==== DOCUMENT EXTRACT

# Reef rocks in Cichlid tank



## mikeval (Jan 16, 2013)

I am in the beginning stages of setting up a new home for my tanganyikan cichlids. I am moving them from a 54 corner to a 5 foot 95 gallon red sea reefer tank over the next couple months.

I have a reef rock from my reef tank I took down recently that I really liked, it has about about a 10-12" base up about 12" to a really nice shelf that is about 20" across. I really want to use this piece in the tank but concerned with the contrasting looks, my current tank has a few large pieces of texas holey rock that I will be moving over so color wise it should be ok but you know how much rougher reef rock is. I was really hoping to grow Moss on this structure and give it kind of a xen garden feel but from what I have been reading growing plants and moss in a hardwater Rift lake setup is pretty hard.

Anyone have a mix of reef and holey rock in their tank and be willing to share some images?

here is an image, it is the big piece in front covered in hair algae that to me really made this piece so much more natural in the reef tank, it is such an interesting piece I am struggling with trying to incorporate into my scape or forgetting about it and keeping a consistent look. I have bleached and cleaned it up of all organic matter so it will be ready to try and looking for thoughts

rock by Mike Vallee, on Flickr


----------



## ombos (Aug 14, 2016)

Hi yes I just done the same but with LR and stones if that's any good to you???? i'll post some pics when I get the time to take some if you want me too?? The main prob you'll have or should I say I had with 45kg of old live rock was this: I cleaned it really well, I jet washed all the old corals polyps off etc then bleached with the thin bleach you can buy, then soaked in normal water in a large barrel for two weeks multi water changers and then RO water with multi chances. Popped it in the tank and kept testing. I'm using my old marine tank sump with 15KG alfagrog, 5 litres of seachem matrix media and 10 kg of course coral gravel. I had no or should I say saw no ammonia spike at all, we all know it occurred because it must but I never saw it. The problem was the nitrites, they took 5 weeks to come down which I'm certain was due to all the microscopic life (dead of course) decomposing within the old live rock. So just watch for that pal.


----------



## mikeval (Jan 16, 2013)

thanks, I have seen a few cichlid tanks with reef rocks since I posted and looks fine, I am really hoping they will match close enough appearance wise to the 50 pounds of texas holey rock I have in my 54 gallon corner to look good together when I transfer everything to the new tank.

5 weeks is a long time, thanks for the heads up as I am sure these reef rocks no matter how clean have plenty of unseen organics in the nooks and crannies.

I had to google alfagrog, 20 years fishkeeping and never heard of it. seems to be a UK thing but definitely will be looking into something like this to add to the sump I will be running.


----------



## Richje (Oct 10, 2016)

Any updates?

I am shutting down a s/w tank that was only running for 4 months and teh rock was dead at the time, so Im sure there isnt too much life but was hoping to reuse the rock


----------



## mikeval (Jan 16, 2013)

no updates other than I am planning on using them, I think it it just going to take longer to cycle the tank with all the organic matter that is in all the cracks and crevices but I have established media and rocks from another tank so hoping I can set this up pretty soon and get everything up and running


----------



## LXXero (May 4, 2016)

so i can report my experience of cleaning off some reef rocks. they had all kinda gunk, dirt, sponges, whatnot, inside of em.

What I did was put them in a bath tub and use a garden-hose type sprayer to blast all the gunk out of them, and used repeated sessions of soaking / spraying.

The soaking would soften everything up, then when you dry em out and spray it again, a ton more would come off. I repeated this 2-3 times over a period of about 2 days and everything was pretty good, not much more would come out after that.

I almost wish i had a low-powered pressure washer or something, that would probably be the best as long as it's something you could turn the power down on it a bit, you aren't trying to blast them apart or put marks into it, haha.

You could bleach them, but then they turn realllly white which i dont entirely like. they will turn back eventually though as they will ultimately get covered in algae. You also have to decontaminate them if you bleach em, maybe soak em again in a tub with some prime dumped in, haha. Bleach is like magic algae remover though, not much survives in it's path.

i think the piece on the right is a tonga shelf


----------

========
==== DATA RECORDS

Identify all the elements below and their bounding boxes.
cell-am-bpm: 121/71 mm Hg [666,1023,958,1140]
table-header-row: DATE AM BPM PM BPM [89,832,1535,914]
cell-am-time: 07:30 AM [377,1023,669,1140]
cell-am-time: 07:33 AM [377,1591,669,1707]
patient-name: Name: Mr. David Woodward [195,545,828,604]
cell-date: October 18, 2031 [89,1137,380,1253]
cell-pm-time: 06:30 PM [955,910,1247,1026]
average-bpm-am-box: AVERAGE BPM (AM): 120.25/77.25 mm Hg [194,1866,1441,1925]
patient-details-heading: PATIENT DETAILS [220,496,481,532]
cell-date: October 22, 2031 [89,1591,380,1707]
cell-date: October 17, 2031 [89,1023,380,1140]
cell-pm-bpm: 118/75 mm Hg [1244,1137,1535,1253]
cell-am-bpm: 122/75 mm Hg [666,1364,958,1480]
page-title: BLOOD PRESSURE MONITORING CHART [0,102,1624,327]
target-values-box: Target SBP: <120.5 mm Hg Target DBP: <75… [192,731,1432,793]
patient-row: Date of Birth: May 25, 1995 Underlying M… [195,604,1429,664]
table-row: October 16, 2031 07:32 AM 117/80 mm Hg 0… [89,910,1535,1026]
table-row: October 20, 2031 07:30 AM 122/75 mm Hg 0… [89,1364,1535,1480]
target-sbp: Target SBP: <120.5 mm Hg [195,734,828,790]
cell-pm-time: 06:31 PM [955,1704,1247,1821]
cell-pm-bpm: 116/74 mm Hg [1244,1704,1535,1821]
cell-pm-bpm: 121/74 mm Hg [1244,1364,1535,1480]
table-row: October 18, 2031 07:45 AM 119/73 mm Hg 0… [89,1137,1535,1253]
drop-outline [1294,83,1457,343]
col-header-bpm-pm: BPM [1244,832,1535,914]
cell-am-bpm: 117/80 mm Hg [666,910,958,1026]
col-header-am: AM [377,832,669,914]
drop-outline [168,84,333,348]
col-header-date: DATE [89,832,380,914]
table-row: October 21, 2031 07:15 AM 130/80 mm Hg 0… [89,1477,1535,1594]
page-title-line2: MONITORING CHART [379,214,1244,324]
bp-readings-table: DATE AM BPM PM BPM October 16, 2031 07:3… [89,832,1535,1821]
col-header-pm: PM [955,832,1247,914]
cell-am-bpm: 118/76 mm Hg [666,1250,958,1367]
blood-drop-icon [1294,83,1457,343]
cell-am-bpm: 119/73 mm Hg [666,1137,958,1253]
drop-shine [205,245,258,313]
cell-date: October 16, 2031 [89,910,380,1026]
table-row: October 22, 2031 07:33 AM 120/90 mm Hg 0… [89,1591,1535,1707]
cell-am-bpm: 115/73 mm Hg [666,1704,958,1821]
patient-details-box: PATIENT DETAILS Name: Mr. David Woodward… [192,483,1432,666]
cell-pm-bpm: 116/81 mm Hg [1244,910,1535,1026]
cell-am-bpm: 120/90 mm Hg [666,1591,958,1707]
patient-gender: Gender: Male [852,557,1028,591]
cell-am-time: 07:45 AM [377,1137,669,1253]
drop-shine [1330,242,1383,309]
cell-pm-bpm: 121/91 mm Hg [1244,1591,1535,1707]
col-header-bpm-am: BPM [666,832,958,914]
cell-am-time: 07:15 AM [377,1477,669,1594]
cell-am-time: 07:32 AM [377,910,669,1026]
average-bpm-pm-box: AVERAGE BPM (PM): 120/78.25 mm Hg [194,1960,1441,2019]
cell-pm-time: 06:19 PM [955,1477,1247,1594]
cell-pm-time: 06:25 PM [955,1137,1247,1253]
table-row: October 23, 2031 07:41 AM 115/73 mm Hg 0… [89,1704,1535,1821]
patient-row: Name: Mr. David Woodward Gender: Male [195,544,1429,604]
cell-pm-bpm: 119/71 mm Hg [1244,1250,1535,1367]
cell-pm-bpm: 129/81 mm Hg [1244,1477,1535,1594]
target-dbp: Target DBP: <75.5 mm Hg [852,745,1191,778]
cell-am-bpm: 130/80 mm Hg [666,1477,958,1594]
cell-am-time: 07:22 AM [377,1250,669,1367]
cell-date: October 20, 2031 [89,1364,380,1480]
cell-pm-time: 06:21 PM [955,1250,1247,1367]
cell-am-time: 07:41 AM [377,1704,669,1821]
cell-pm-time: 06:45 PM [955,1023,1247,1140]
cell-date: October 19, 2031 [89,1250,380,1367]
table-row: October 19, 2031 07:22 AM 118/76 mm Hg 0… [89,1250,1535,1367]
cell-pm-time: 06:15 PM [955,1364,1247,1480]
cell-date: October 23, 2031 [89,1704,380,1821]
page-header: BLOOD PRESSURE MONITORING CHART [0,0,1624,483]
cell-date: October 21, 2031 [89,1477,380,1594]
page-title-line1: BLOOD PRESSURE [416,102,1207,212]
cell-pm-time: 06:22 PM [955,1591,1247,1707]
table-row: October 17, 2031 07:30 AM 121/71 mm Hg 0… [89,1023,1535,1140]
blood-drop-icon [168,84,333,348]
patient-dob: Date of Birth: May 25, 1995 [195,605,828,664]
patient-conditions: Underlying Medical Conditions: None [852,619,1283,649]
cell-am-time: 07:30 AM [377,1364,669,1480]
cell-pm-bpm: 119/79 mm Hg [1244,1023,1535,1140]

========

WRITTEN INSTRUCTION: Please quote the stretch of the reef rock thread from "What I did was" through "soaking / spraying.". These items come from a different source than the thread.

WRITTEN REPLY:
What I did was put them in a bath tub and use a garden-hose type sprayer to blast all the gunk out of them, and used repeated sessions of soaking / spraying.